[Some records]
◆ ◆ ◆ ◆ ◆

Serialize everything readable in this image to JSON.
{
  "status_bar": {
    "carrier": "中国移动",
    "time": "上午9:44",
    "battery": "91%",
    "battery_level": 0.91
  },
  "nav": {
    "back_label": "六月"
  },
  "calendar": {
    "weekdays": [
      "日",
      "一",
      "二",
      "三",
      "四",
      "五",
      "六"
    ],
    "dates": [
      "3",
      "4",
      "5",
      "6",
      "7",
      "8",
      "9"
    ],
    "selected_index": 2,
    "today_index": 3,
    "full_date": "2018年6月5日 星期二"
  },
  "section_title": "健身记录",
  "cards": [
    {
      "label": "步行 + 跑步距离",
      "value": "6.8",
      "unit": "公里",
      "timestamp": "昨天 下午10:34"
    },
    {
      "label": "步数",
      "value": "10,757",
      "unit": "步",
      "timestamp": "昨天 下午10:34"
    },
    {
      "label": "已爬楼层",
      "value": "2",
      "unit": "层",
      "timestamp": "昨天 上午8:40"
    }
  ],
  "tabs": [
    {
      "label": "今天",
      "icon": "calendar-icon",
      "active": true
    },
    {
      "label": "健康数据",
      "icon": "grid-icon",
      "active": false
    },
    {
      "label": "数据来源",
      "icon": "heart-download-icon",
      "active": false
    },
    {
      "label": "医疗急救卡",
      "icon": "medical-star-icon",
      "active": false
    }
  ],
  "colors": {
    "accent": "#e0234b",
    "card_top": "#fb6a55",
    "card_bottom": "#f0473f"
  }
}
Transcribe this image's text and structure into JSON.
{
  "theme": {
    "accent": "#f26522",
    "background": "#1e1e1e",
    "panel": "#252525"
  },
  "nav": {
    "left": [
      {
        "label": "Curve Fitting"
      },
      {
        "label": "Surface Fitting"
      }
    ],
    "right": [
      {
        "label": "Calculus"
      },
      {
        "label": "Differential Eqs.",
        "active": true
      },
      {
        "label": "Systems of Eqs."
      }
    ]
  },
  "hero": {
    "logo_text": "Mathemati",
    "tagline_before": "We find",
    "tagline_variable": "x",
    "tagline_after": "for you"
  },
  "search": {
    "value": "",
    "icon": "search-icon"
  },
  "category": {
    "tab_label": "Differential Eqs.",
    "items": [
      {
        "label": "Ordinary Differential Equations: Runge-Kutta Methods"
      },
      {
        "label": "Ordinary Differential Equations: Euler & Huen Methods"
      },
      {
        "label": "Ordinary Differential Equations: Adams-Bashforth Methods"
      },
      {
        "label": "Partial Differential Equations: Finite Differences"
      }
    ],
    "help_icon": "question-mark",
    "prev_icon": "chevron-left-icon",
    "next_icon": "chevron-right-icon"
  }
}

◆ ◆ ◆ ◆ ◆

Short problem
Within the data above, pick out all lines holding the word "Methods".

Output of the exercise
        "label": "Ordinary Differential Equations: Runge-Kutta Methods"
        "label": "Ordinary Differential Equations: Euler & Huen Methods"
        "label": "Ordinary Differential Equations: Adams-Bashforth Methods"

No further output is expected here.